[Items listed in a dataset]

++++++++

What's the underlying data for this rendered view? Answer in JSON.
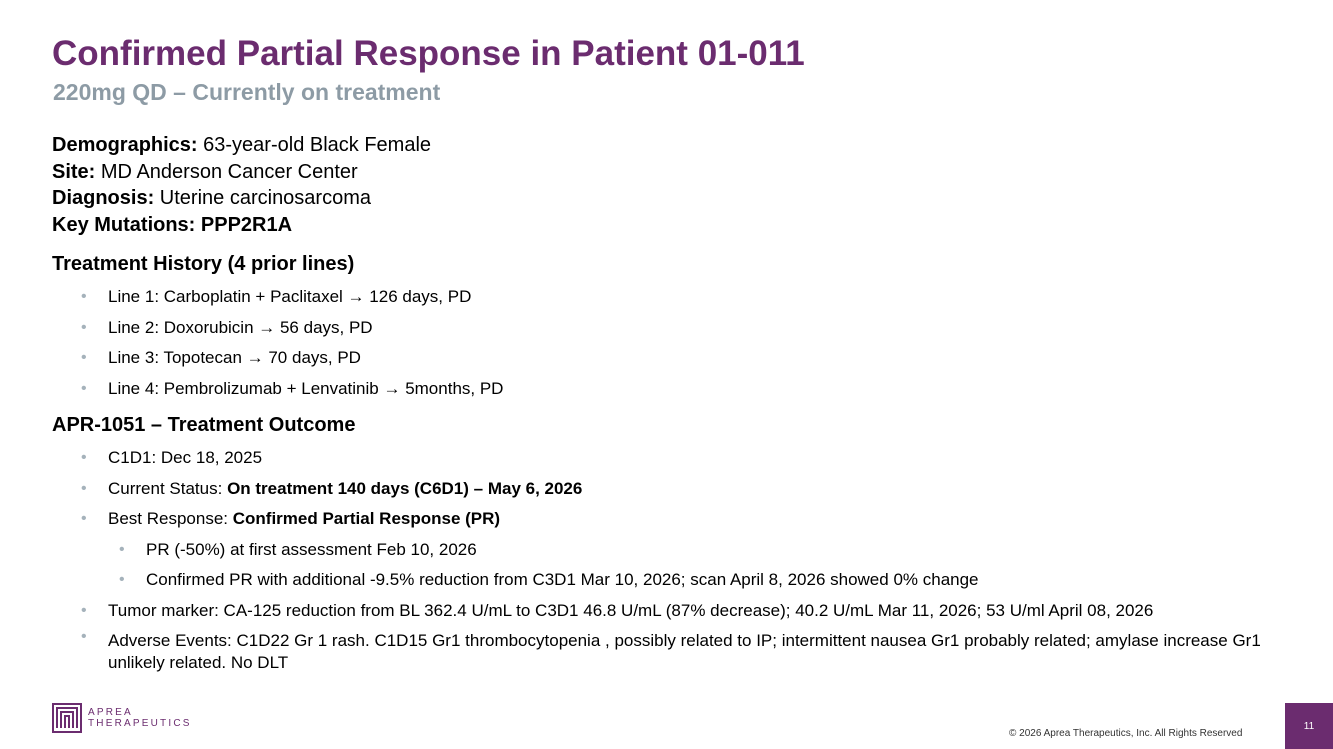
{
  "title": "Confirmed Partial Response in Patient 01-011",
  "subtitle": "220mg QD – Currently on treatment",
  "demographics": {
    "demographics_label": "Demographics:",
    "demographics_value": " 63-year-old Black Female",
    "site_label": "Site:",
    "site_value": " MD Anderson Cancer Center",
    "diagnosis_label": "Diagnosis:",
    "diagnosis_value": " Uterine carcinosarcoma",
    "mutations_label": "Key Mutations: PPP2R1A"
  },
  "treatment_history": {
    "heading": "Treatment History (4 prior lines)",
    "lines": [
      "Line 1: Carboplatin + Paclitaxel → 126 days, PD",
      "Line 2: Doxorubicin → 56 days, PD",
      "Line 3: Topotecan → 70 days, PD",
      "Line 4: Pembrolizumab + Lenvatinib → 5months, PD"
    ]
  },
  "outcome": {
    "heading": "APR-1051 – Treatment Outcome",
    "c1d1": "C1D1: Dec 18, 2025",
    "status_label": "Current Status: ",
    "status_value": "On treatment 140 days (C6D1) – May 6, 2026",
    "best_label": "Best Response: ",
    "best_value": "Confirmed Partial Response (PR)",
    "sub1": "PR (-50%) at first assessment Feb 10, 2026",
    "sub2": "Confirmed PR with additional -9.5% reduction from C3D1 Mar 10, 2026; scan April 8, 2026 showed 0% change",
    "tumor_marker": "Tumor marker: CA-125 reduction from BL 362.4 U/mL to C3D1 46.8 U/mL (87% decrease); 40.2 U/mL Mar 11, 2026; 53 U/ml April 08, 2026",
    "adverse_events": "Adverse Events: C1D22 Gr 1 rash. C1D15 Gr1 thrombocytopenia , possibly related to IP; intermittent nausea Gr1 probably related; amylase increase Gr1 unlikely related. No DLT"
  },
  "footer": {
    "logo_line1": "APREA",
    "logo_line2": "THERAPEUTICS",
    "copyright": "© 2026 Aprea Therapeutics, Inc. All Rights Reserved",
    "page_number": "11"
  },
  "colors": {
    "brand_purple": "#6b2c6f",
    "subtitle_gray": "#8d9ba5",
    "bullet_gray": "#a5b2bb"
  }
}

++++++++

Reproduce each line from the data that has "lines" in it.

    "heading": "Treatment History (4 prior lines)",
    "lines": [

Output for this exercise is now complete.